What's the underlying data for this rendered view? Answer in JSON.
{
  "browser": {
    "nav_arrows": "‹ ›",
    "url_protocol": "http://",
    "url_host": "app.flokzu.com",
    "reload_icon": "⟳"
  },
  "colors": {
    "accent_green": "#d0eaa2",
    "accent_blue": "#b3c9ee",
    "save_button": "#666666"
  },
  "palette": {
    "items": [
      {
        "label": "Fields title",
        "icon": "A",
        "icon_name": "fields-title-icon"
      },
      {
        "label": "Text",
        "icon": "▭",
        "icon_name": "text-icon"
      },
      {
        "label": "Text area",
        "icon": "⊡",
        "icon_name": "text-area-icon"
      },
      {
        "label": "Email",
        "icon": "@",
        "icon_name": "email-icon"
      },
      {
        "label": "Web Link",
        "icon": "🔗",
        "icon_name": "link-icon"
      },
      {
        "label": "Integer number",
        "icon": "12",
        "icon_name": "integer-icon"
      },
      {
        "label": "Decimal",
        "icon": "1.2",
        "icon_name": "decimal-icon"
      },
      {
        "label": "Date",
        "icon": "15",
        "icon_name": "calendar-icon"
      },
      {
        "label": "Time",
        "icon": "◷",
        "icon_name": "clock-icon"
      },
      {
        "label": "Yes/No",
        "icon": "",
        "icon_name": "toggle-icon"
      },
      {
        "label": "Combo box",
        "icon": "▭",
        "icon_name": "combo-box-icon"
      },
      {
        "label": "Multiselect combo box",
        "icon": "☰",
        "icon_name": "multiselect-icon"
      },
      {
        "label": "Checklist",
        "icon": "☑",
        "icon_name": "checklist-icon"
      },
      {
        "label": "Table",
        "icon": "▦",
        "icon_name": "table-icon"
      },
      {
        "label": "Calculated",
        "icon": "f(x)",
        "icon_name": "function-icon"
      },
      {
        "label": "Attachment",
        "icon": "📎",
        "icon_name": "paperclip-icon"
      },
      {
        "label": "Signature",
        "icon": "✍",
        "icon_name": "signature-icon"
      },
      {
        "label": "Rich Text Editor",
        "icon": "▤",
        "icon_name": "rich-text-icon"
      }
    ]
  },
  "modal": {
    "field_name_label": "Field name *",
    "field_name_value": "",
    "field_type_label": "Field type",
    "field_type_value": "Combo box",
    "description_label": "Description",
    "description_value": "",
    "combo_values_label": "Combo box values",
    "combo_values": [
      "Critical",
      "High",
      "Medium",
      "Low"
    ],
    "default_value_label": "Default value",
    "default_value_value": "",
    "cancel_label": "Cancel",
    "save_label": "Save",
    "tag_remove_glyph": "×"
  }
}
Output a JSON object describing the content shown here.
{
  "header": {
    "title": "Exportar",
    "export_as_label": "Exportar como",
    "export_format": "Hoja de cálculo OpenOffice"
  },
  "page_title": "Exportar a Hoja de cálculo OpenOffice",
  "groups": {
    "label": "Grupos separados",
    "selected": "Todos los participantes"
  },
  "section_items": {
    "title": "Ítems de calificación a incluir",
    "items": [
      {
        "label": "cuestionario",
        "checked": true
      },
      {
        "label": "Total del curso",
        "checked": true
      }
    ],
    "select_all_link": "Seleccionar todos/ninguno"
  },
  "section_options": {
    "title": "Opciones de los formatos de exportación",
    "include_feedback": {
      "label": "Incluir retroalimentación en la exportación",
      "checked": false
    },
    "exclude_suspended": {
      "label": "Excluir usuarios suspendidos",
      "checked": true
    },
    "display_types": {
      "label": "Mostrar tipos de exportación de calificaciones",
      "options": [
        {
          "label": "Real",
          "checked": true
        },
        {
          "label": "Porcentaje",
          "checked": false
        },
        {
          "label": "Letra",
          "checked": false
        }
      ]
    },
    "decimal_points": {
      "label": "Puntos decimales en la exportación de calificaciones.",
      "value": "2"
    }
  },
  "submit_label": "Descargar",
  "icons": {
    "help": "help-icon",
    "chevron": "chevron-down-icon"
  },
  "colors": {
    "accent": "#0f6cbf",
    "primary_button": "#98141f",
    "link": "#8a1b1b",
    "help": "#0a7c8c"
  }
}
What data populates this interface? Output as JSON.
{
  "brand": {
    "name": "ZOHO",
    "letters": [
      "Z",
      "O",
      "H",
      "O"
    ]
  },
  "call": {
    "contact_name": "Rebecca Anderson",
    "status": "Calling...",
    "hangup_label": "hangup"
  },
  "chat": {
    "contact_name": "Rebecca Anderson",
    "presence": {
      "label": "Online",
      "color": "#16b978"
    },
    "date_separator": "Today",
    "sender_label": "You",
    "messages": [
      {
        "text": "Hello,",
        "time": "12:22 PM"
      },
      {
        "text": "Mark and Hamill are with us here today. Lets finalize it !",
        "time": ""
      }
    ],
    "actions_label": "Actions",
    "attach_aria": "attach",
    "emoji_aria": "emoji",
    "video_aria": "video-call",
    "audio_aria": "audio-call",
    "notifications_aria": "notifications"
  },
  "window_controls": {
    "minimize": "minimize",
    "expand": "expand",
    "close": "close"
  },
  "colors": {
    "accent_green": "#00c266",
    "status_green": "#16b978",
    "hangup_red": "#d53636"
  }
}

• Aim
Output the listing above word for word.

• Output
What's the underlying data for this rendered view? Answer in JSON.
{
  "browser": {
    "nav_arrows": "‹ ›",
    "url_protocol": "http://",
    "url_host": "app.flokzu.com",
    "reload_icon": "⟳"
  },
  "colors": {
    "accent_green": "#d0eaa2",
    "accent_blue": "#b3c9ee",
    "save_button": "#666666"
  },
  "palette": {
    "items": [
      {
        "label": "Fields title",
        "icon": "A",
        "icon_name": "fields-title-icon"
      },
      {
        "label": "Text",
        "icon": "▭",
        "icon_name": "text-icon"
      },
      {
        "label": "Text area",
        "icon": "⊡",
        "icon_name": "text-area-icon"
      },
      {
        "label": "Email",
        "icon": "@",
        "icon_name": "email-icon"
      },
      {
        "label": "Web Link",
        "icon": "🔗",
        "icon_name": "link-icon"
      },
      {
        "label": "Integer number",
        "icon": "12",
        "icon_name": "integer-icon"
      },
      {
        "label": "Decimal",
        "icon": "1.2",
        "icon_name": "decimal-icon"
      },
      {
        "label": "Date",
        "icon": "15",
        "icon_name": "calendar-icon"
      },
      {
        "label": "Time",
        "icon": "◷",
        "icon_name": "clock-icon"
      },
      {
        "label": "Yes/No",
        "icon": "",
        "icon_name": "toggle-icon"
      },
      {
        "label": "Combo box",
        "icon": "▭",
        "icon_name": "combo-box-icon"
      },
      {
        "label": "Multiselect combo box",
        "icon": "☰",
        "icon_name": "multiselect-icon"
      },
      {
        "label": "Checklist",
        "icon": "☑",
        "icon_name": "checklist-icon"
      },
      {
        "label": "Table",
        "icon": "▦",
        "icon_name": "table-icon"
      },
      {
        "label": "Calculated",
        "icon": "f(x)",
        "icon_name": "function-icon"
      },
      {
        "label": "Attachment",
        "icon": "📎",
        "icon_name": "paperclip-icon"
      },
      {
        "label": "Signature",
        "icon": "✍",
        "icon_name": "signature-icon"
      },
      {
        "label": "Rich Text Editor",
        "icon": "▤",
        "icon_name": "rich-text-icon"
      }
    ]
  },
  "modal": {
    "field_name_label": "Field name *",
    "field_name_value": "",
    "field_type_label": "Field type",
    "field_type_value": "Combo box",
    "description_label": "Description",
    "description_value": "",
    "combo_values_label": "Combo box values",
    "combo_values": [
      "Critical",
      "High",
      "Medium",
      "Low"
    ],
    "default_value_label": "Default value",
    "default_value_value": "",
    "cancel_label": "Cancel",
    "save_label": "Save",
    "tag_remove_glyph": "×"
  }
}
Output a JSON object describing the content shown here.
{
  "header": {
    "title": "Exportar",
    "export_as_label": "Exportar como",
    "export_format": "Hoja de cálculo OpenOffice"
  },
  "page_title": "Exportar a Hoja de cálculo OpenOffice",
  "groups": {
    "label": "Grupos separados",
    "selected": "Todos los participantes"
  },
  "section_items": {
    "title": "Ítems de calificación a incluir",
    "items": [
      {
        "label": "cuestionario",
        "checked": true
      },
      {
        "label": "Total del curso",
        "checked": true
      }
    ],
    "select_all_link": "Seleccionar todos/ninguno"
  },
  "section_options": {
    "title": "Opciones de los formatos de exportación",
    "include_feedback": {
      "label": "Incluir retroalimentación en la exportación",
      "checked": false
    },
    "exclude_suspended": {
      "label": "Excluir usuarios suspendidos",
      "checked": true
    },
    "display_types": {
      "label": "Mostrar tipos de exportación de calificaciones",
      "options": [
        {
          "label": "Real",
          "checked": true
        },
        {
          "label": "Porcentaje",
          "checked": false
        },
        {
          "label": "Letra",
          "checked": false
        }
      ]
    },
    "decimal_points": {
      "label": "Puntos decimales en la exportación de calificaciones.",
      "value": "2"
    }
  },
  "submit_label": "Descargar",
  "icons": {
    "help": "help-icon",
    "chevron": "chevron-down-icon"
  },
  "colors": {
    "accent": "#0f6cbf",
    "primary_button": "#98141f",
    "link": "#8a1b1b",
    "help": "#0a7c8c"
  }
}
What data populates this interface? Output as JSON.
{
  "brand": {
    "name": "ZOHO",
    "letters": [
      "Z",
      "O",
      "H",
      "O"
    ]
  },
  "call": {
    "contact_name": "Rebecca Anderson",
    "status": "Calling...",
    "hangup_label": "hangup"
  },
  "chat": {
    "contact_name": "Rebecca Anderson",
    "presence": {
      "label": "Online",
      "color": "#16b978"
    },
    "date_separator": "Today",
    "sender_label": "You",
    "messages": [
      {
        "text": "Hello,",
        "time": "12:22 PM"
      },
      {
        "text": "Mark and Hamill are with us here today. Lets finalize it !",
        "time": ""
      }
    ],
    "actions_label": "Actions",
    "attach_aria": "attach",
    "emoji_aria": "emoji",
    "video_aria": "video-call",
    "audio_aria": "audio-call",
    "notifications_aria": "notifications"
  },
  "window_controls": {
    "minimize": "minimize",
    "expand": "expand",
    "close": "close"
  },
  "colors": {
    "accent_green": "#00c266",
    "status_green": "#16b978",
    "hangup_red": "#d53636"
  }
}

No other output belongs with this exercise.